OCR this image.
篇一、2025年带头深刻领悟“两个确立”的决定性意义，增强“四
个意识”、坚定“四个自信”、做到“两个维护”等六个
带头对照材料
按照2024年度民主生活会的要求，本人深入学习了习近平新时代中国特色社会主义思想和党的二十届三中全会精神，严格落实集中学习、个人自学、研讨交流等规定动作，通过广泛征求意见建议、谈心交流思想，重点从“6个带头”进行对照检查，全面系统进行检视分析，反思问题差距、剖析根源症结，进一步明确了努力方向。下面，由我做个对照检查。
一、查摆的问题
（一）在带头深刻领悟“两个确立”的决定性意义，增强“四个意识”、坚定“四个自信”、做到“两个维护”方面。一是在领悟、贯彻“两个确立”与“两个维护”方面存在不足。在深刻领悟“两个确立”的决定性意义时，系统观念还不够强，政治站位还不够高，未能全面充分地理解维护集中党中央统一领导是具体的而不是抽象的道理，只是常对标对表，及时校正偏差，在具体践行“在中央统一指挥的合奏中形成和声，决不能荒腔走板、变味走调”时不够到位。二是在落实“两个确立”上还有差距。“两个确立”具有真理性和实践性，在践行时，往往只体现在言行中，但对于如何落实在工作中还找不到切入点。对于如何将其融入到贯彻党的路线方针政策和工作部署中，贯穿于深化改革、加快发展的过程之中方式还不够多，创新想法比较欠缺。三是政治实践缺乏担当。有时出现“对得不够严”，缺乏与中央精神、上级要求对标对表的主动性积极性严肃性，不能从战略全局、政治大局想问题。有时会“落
==
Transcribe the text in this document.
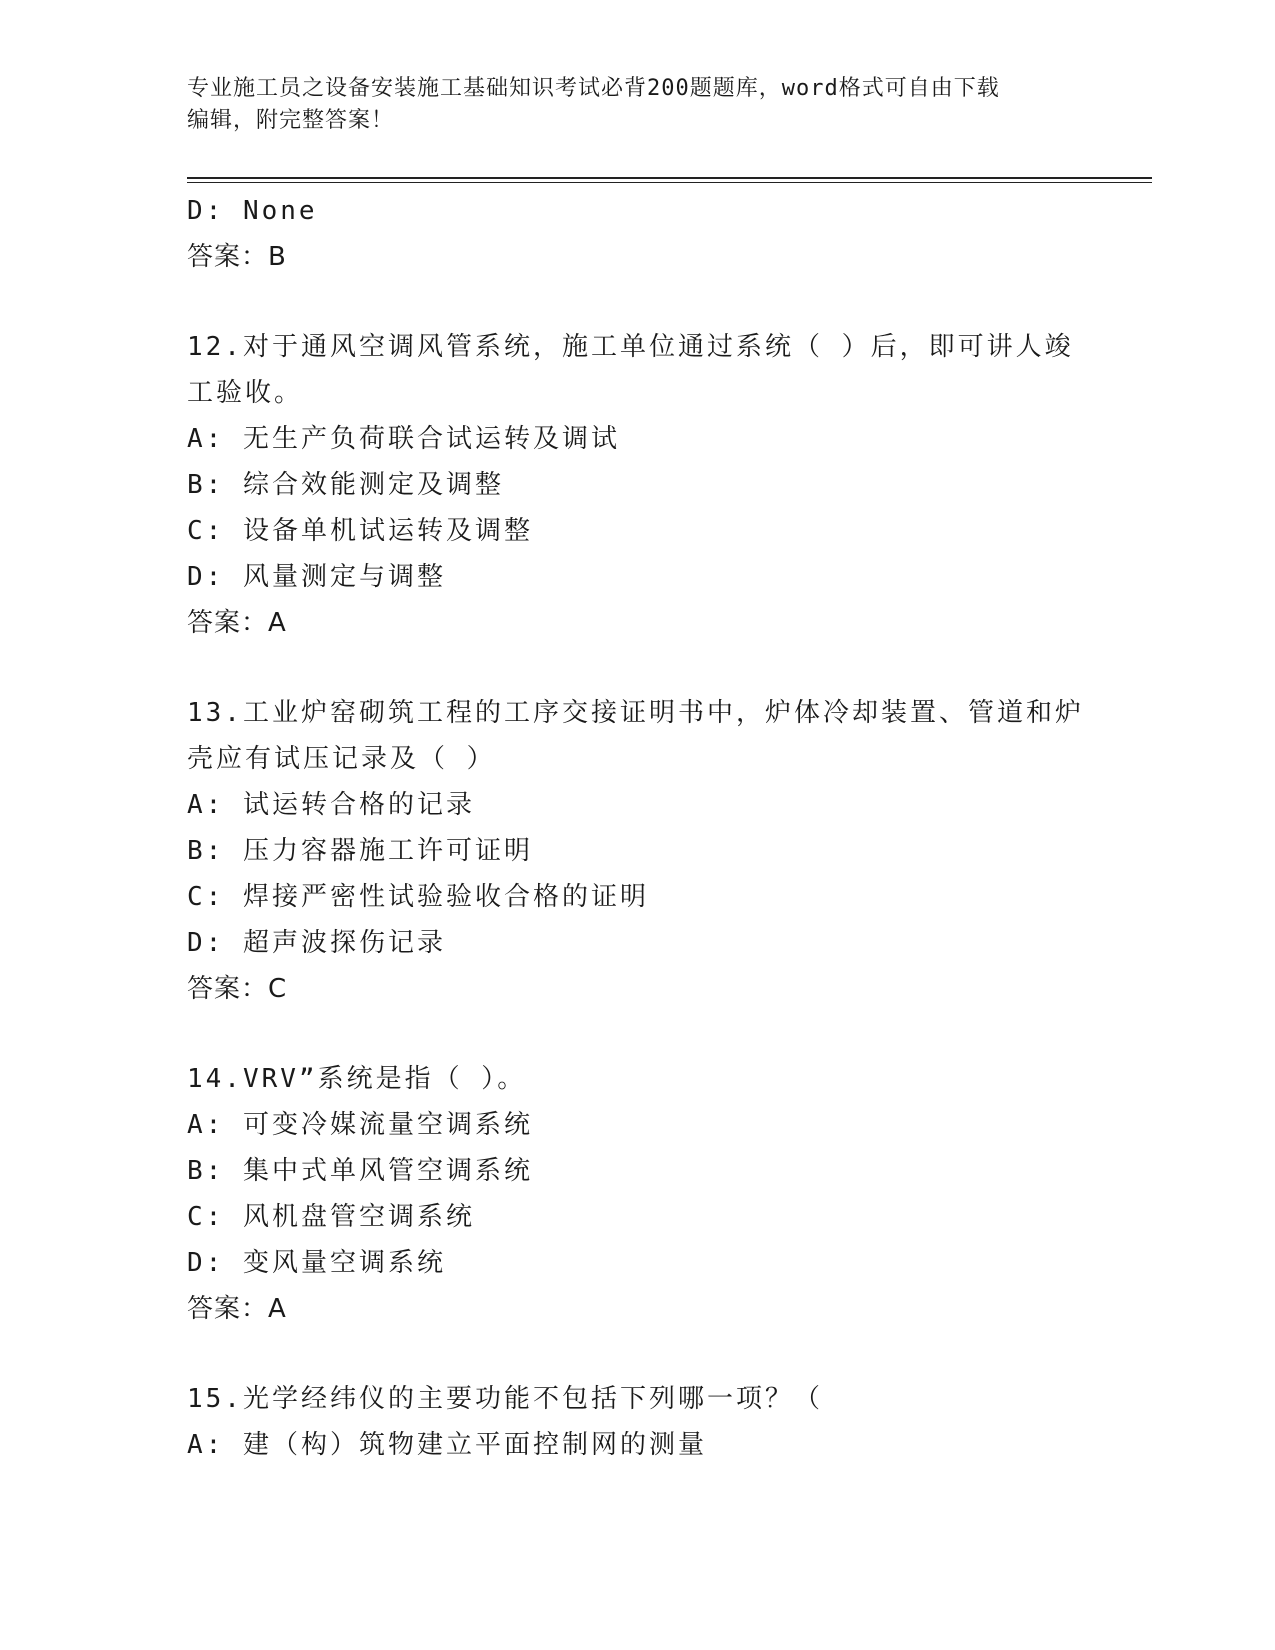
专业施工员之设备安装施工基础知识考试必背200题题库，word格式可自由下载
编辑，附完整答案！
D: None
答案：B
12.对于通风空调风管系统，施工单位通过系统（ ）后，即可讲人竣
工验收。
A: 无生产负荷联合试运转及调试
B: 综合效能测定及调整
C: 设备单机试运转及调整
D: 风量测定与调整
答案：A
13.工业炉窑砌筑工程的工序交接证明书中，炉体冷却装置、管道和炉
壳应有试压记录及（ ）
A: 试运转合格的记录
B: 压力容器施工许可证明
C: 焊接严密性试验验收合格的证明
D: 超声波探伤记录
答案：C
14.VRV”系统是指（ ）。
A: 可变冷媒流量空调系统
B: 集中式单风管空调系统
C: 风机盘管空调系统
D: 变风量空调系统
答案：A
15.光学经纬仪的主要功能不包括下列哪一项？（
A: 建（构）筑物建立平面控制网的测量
* * *
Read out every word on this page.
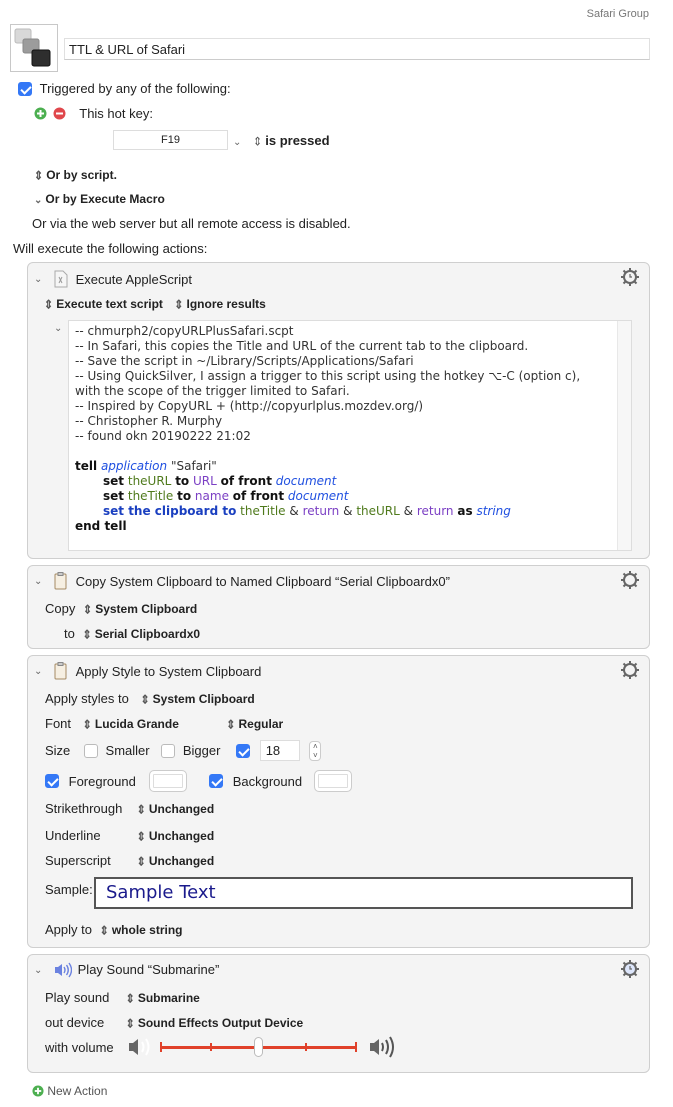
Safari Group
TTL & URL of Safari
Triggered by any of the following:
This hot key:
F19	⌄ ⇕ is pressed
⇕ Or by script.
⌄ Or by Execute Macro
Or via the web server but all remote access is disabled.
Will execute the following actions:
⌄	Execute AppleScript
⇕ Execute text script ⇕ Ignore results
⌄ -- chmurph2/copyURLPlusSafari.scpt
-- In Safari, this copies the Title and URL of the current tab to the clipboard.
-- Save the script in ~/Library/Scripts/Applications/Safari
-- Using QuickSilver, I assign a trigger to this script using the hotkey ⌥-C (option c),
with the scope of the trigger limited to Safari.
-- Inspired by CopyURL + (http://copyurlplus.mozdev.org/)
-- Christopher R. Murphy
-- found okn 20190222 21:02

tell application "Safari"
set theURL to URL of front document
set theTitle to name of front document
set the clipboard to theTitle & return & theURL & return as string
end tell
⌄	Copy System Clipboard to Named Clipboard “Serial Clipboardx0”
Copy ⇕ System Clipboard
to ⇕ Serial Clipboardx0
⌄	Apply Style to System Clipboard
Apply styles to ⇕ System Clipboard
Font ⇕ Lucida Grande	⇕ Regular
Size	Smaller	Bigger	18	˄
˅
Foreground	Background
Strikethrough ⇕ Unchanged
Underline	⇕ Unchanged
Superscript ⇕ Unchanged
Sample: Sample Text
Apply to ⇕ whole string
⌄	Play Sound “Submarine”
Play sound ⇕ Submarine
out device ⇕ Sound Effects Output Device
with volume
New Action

Exercise requirements.
Copy out every line of the data that includes the word "Unchanged".

Completed exercise.
Strikethrough ⇕ Unchanged
Underline	⇕ Unchanged
Superscript ⇕ Unchanged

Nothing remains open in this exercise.